• TASK INSTRUCTIONS
Every line from the one with "Extract all readable text from this page." through the end of the entries below should be written out exactly; the pictures should not.

• RECORDS SUPPLIED
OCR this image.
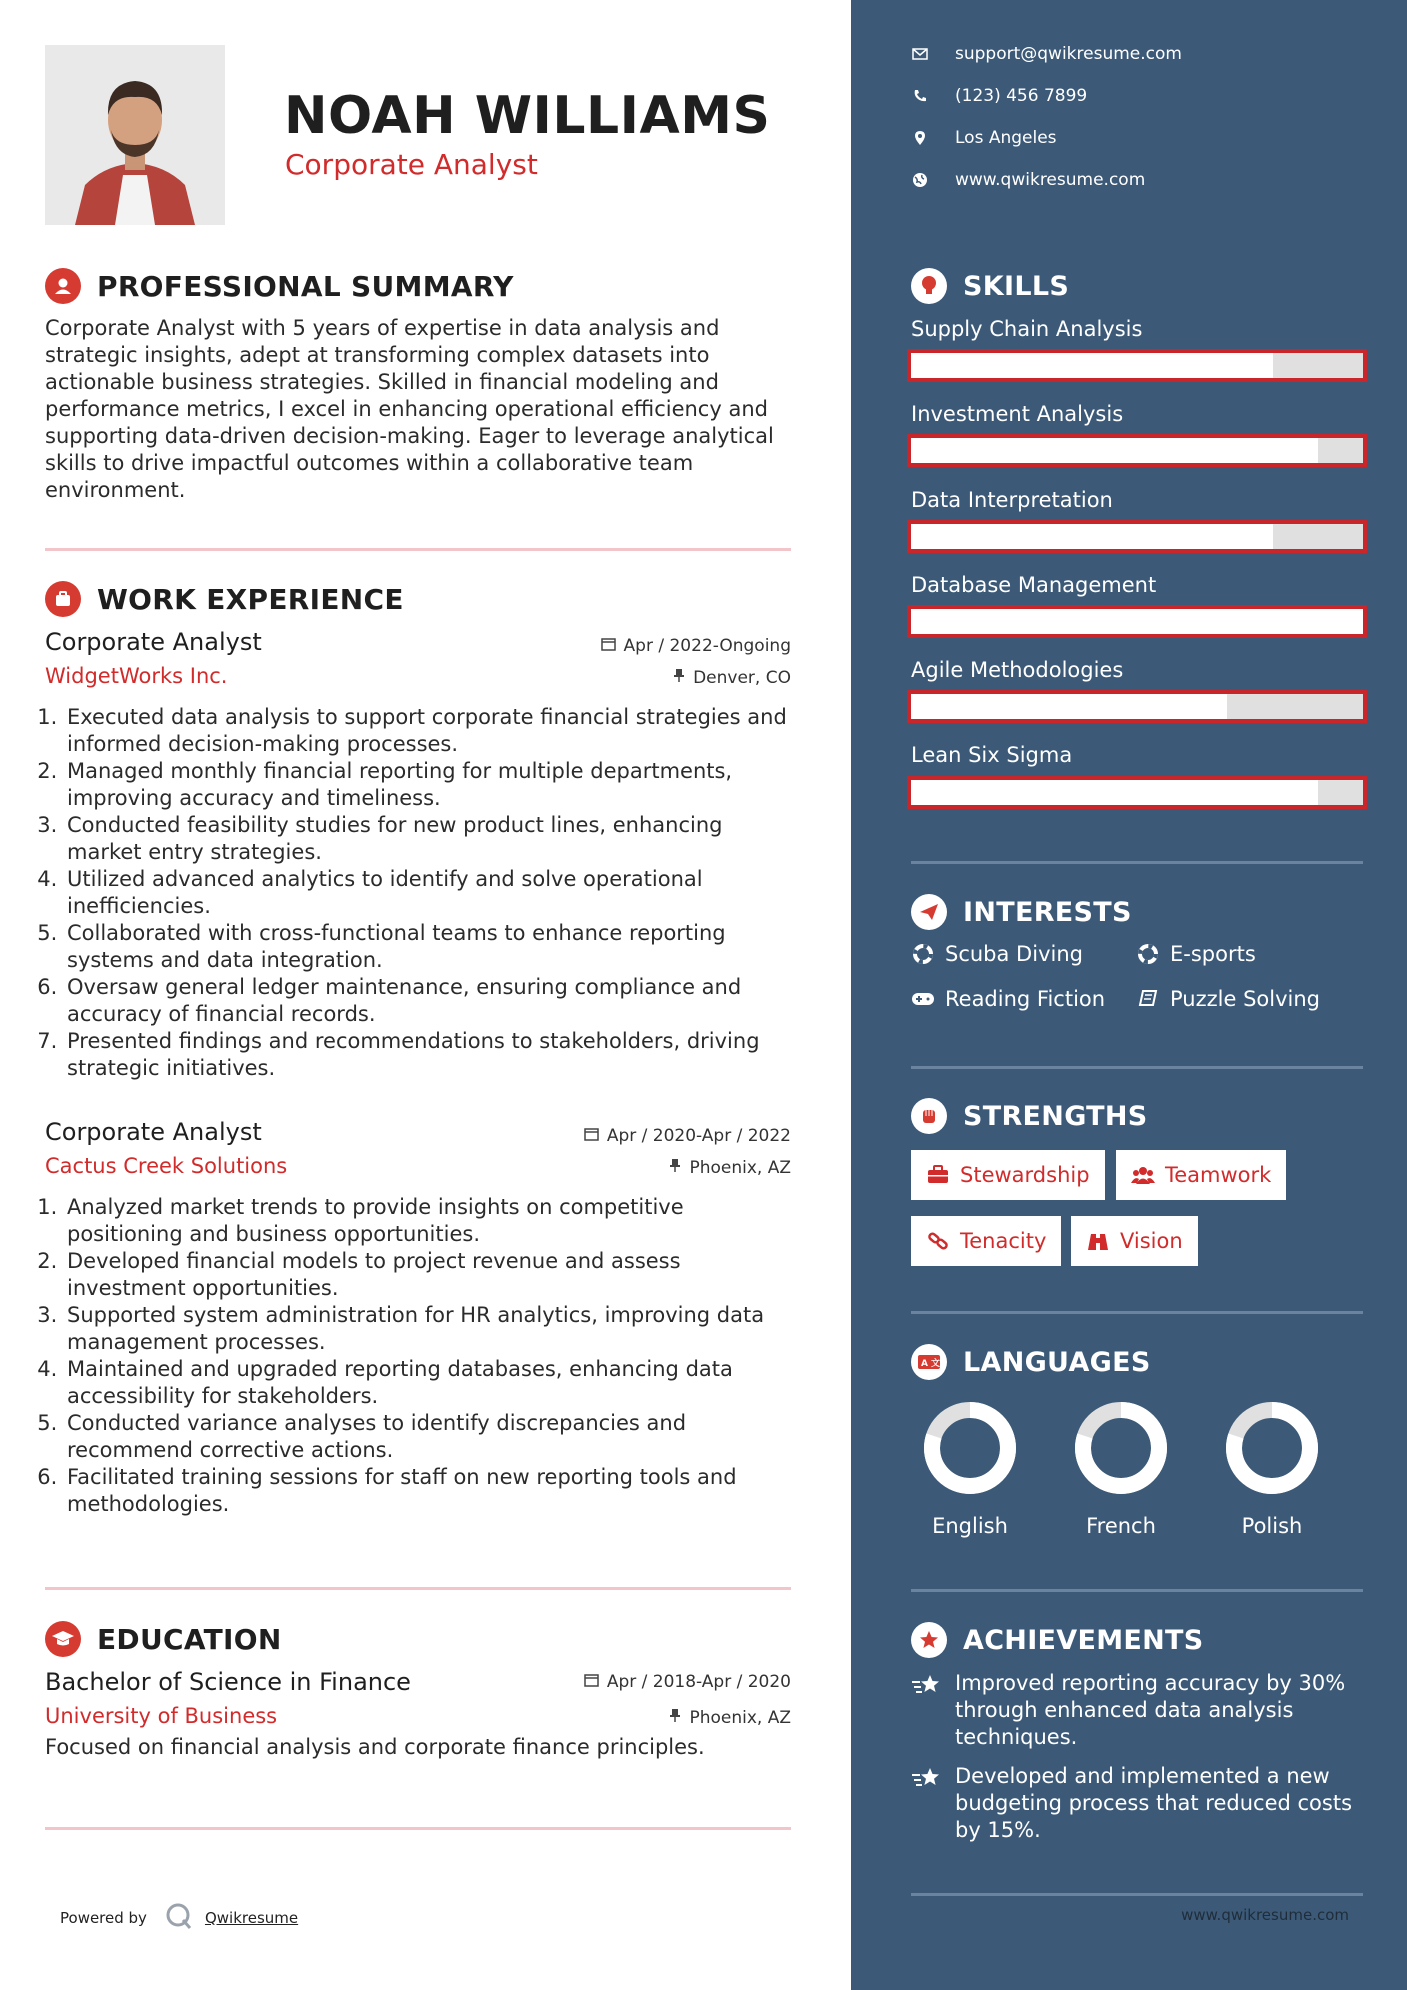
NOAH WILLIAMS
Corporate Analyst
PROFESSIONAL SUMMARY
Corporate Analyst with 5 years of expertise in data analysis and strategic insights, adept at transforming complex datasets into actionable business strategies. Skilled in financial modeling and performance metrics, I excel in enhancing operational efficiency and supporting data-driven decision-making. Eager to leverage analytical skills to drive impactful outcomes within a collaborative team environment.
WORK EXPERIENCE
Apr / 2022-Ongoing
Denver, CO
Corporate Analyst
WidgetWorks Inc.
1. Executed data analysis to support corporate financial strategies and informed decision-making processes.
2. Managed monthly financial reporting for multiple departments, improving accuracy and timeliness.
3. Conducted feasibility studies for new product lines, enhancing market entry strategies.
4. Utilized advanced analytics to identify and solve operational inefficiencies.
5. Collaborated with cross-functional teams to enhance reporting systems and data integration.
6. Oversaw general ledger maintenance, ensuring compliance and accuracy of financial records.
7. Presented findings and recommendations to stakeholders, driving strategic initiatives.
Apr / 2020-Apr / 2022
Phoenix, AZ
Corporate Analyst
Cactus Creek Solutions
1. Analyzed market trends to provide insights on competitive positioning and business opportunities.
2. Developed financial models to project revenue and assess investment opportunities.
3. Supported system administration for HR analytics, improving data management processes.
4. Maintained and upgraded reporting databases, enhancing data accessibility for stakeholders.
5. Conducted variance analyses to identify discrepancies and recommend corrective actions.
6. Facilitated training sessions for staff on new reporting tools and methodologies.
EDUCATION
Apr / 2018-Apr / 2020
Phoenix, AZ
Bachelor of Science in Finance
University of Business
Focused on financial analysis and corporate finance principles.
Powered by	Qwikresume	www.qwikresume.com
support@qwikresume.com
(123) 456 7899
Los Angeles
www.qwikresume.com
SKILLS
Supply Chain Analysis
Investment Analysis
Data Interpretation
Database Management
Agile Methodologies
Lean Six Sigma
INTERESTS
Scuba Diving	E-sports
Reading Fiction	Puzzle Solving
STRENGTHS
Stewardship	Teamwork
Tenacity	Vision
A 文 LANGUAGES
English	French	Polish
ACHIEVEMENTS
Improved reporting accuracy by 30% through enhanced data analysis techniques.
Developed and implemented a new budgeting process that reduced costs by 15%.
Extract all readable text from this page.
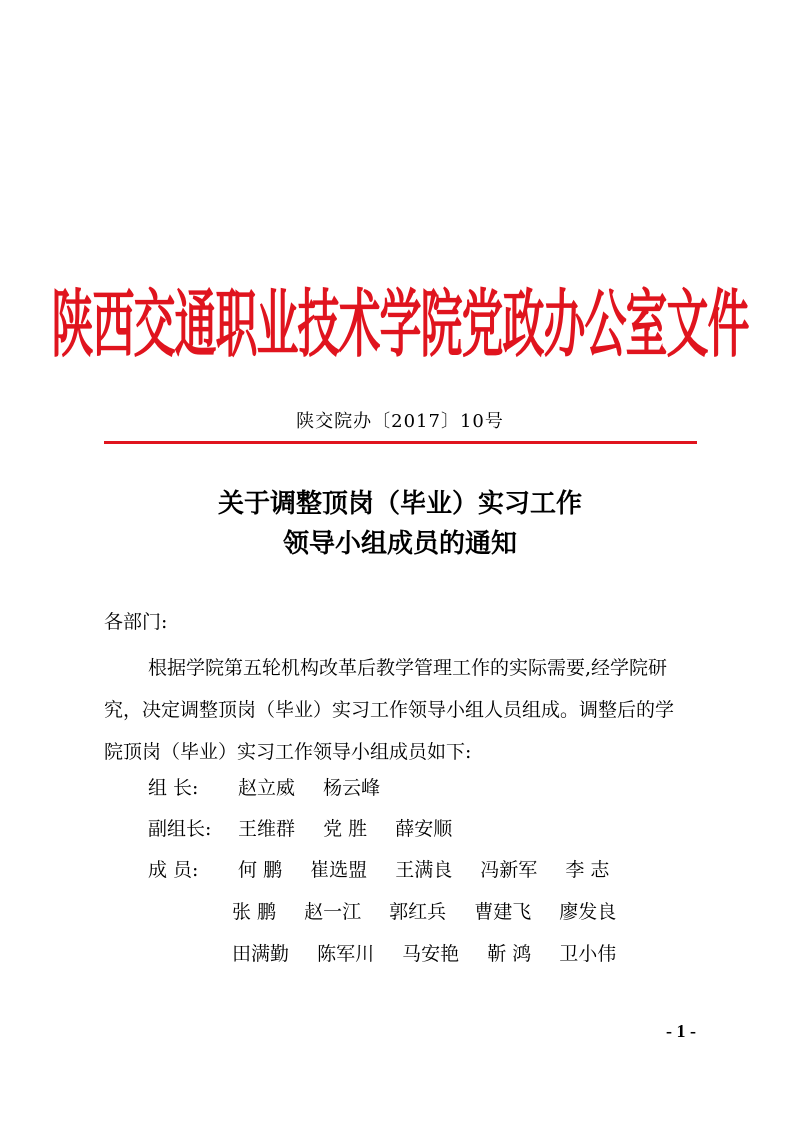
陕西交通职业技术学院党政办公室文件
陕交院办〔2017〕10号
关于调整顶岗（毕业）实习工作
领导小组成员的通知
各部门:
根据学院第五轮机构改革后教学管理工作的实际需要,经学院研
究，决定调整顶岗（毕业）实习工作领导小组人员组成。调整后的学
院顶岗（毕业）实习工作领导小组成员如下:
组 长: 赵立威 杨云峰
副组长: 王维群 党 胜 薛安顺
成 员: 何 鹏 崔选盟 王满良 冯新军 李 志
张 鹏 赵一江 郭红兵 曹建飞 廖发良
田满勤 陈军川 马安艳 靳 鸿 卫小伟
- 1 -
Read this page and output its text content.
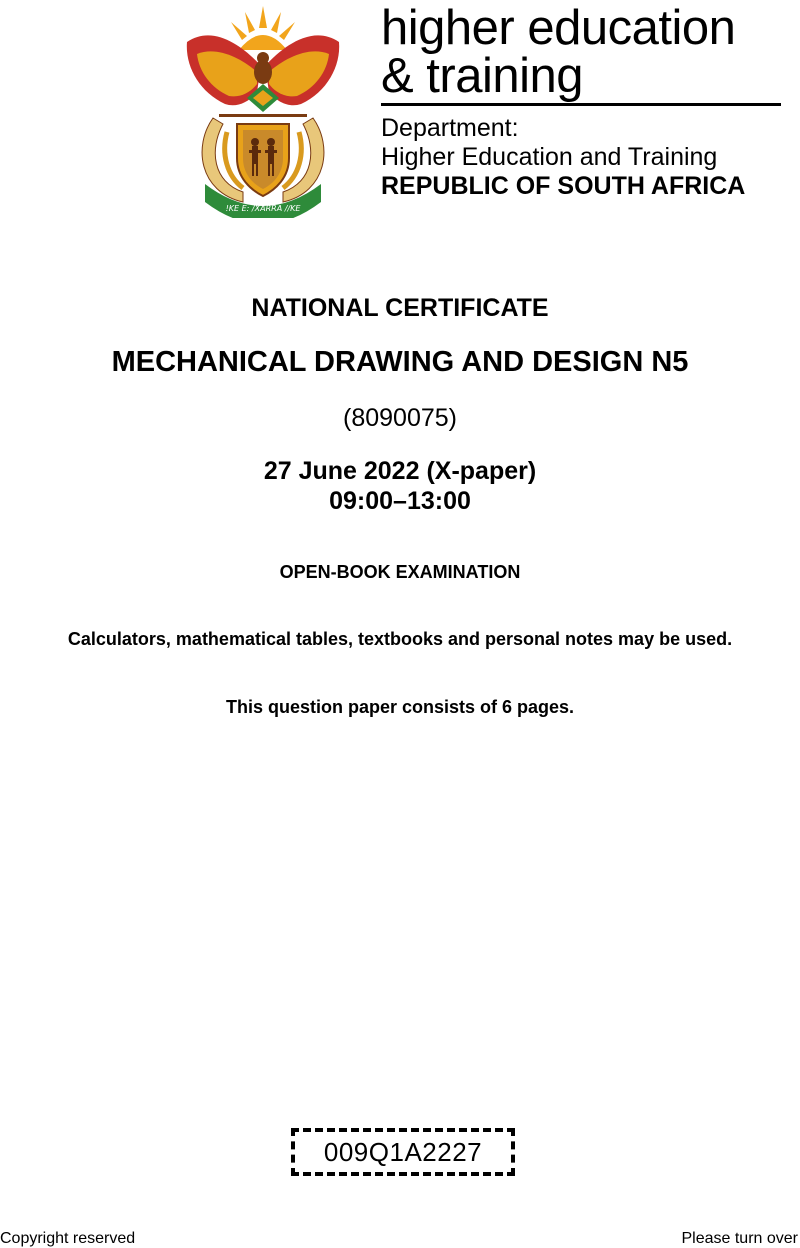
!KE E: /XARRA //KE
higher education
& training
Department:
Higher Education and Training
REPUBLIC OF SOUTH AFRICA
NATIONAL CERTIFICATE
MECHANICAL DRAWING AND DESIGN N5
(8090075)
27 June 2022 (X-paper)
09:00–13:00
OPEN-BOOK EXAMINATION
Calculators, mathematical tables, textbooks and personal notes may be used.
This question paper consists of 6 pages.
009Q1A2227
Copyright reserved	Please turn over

• ANSWER BELOW
Extract all readable text from this page.
陕西交通职业技术学院党政办公室文件
陕交院办〔2017〕10号
关于调整顶岗（毕业）实习工作
领导小组成员的通知
各部门:
根据学院第五轮机构改革后教学管理工作的实际需要,经学院研
究，决定调整顶岗（毕业）实习工作领导小组人员组成。调整后的学
院顶岗（毕业）实习工作领导小组成员如下:
组 长: 赵立威 杨云峰
副组长: 王维群 党 胜 薛安顺
成 员: 何 鹏 崔选盟 王满良 冯新军 李 志
张 鹏 赵一江 郭红兵 曹建飞 廖发良
田满勤 陈军川 马安艳 靳 鸿 卫小伟
- 1 -
Read this page and output its text content.
!KE E: /XARRA //KE
higher education
& training
Department:
Higher Education and Training
REPUBLIC OF SOUTH AFRICA
NATIONAL CERTIFICATE
MECHANICAL DRAWING AND DESIGN N5
(8090075)
27 June 2022 (X-paper)
09:00–13:00
OPEN-BOOK EXAMINATION
Calculators, mathematical tables, textbooks and personal notes may be used.
This question paper consists of 6 pages.
009Q1A2227
Copyright reserved	Please turn over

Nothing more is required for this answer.